(Figure content listings)

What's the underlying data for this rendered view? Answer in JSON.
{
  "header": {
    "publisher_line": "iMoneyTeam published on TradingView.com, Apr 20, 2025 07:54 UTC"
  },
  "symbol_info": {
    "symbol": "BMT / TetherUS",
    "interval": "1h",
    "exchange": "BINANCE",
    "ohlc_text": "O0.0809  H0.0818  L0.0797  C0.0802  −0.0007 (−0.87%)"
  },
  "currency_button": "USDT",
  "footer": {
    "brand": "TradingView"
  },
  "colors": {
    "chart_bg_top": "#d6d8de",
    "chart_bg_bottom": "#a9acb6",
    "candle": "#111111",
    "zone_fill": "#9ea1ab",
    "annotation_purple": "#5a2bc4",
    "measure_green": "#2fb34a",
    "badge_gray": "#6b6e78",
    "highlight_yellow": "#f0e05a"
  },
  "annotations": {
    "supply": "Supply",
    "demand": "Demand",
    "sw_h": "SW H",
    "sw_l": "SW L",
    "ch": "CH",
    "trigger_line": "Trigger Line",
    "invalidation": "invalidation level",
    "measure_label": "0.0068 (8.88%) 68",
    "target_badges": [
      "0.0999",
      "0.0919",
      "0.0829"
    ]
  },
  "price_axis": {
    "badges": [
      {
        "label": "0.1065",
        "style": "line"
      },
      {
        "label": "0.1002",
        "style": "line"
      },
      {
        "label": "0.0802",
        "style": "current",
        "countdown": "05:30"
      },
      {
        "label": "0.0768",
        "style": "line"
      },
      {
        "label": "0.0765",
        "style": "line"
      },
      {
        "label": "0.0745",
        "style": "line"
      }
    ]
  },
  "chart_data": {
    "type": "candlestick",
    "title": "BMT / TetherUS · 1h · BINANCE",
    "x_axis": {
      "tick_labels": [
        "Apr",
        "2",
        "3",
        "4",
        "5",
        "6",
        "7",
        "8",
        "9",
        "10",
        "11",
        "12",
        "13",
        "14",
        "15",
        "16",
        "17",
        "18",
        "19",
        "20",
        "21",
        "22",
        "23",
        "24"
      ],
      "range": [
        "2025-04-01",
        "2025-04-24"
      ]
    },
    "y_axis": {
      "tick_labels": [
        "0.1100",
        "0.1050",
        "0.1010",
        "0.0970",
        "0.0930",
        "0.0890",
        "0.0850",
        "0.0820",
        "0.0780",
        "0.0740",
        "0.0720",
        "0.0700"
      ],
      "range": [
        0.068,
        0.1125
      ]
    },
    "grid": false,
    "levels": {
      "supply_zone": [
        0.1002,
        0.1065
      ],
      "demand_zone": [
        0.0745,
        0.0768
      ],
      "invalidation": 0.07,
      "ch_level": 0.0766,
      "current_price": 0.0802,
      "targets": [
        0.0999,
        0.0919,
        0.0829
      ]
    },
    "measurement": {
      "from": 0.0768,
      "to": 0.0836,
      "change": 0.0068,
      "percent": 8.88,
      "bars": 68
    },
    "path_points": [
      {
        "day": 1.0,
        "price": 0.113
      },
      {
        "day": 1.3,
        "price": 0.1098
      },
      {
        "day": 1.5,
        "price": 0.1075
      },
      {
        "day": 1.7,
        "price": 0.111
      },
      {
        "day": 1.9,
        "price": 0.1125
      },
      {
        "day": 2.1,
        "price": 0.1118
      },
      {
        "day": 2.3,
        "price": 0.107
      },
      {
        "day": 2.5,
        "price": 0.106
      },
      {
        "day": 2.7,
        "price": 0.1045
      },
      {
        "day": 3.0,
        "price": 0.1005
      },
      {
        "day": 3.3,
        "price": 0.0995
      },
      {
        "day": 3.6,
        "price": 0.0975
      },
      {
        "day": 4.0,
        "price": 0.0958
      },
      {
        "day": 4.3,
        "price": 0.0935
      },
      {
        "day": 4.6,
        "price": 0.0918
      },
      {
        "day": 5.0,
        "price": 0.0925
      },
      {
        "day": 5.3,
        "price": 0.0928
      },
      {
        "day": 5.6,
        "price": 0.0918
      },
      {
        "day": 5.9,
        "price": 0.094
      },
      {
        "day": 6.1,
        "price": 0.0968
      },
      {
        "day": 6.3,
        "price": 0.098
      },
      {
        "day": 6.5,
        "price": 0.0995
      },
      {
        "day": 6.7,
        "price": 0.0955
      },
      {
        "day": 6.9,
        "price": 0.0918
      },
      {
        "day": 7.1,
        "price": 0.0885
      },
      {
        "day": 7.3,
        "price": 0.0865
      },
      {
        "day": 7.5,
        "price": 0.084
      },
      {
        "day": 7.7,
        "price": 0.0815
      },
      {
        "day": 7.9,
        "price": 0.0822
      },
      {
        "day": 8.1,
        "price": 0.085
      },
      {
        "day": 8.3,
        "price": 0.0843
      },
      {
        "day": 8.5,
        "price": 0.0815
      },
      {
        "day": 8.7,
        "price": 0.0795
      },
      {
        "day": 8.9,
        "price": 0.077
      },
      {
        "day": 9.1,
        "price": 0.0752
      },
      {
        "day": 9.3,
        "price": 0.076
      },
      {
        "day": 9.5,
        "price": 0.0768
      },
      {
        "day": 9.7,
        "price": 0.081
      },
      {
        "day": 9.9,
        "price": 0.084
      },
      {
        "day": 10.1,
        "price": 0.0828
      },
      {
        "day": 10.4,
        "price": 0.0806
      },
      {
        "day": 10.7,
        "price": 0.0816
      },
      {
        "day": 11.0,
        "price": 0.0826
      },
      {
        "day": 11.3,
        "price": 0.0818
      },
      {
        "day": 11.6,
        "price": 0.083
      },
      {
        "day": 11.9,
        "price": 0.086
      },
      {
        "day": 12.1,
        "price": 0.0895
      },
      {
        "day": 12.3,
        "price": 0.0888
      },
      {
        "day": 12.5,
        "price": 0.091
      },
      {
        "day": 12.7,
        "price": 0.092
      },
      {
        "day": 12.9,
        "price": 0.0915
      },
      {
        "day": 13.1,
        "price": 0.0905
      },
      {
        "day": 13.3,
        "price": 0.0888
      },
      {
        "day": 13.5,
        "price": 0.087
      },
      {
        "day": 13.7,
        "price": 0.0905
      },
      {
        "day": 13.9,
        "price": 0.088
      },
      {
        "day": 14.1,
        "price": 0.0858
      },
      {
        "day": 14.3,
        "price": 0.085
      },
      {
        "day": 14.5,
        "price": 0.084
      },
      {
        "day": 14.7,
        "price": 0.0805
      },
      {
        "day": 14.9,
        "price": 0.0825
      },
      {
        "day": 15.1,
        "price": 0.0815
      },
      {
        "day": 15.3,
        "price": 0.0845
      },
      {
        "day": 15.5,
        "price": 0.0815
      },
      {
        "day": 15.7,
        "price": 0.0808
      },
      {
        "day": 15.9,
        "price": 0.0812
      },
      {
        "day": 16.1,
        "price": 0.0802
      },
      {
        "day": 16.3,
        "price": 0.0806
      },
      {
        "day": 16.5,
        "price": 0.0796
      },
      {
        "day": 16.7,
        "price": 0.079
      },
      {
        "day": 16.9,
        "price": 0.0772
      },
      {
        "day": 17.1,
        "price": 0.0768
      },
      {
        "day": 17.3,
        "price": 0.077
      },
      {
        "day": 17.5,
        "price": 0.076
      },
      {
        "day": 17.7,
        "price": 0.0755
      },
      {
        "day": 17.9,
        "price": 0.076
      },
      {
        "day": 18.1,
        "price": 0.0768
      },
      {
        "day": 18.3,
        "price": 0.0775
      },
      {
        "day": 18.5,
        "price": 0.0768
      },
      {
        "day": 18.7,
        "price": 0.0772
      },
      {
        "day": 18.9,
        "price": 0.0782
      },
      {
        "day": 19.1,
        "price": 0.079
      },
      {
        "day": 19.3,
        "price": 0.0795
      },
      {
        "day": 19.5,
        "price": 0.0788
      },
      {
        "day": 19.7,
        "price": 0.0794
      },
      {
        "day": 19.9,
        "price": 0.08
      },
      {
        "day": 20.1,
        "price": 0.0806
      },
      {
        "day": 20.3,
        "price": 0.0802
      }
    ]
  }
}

Exercise brief: List all lines from the entries that include the word "invalidation".

Result of this exercise:
    "invalidation": "invalidation level",
      "invalidation": 0.07,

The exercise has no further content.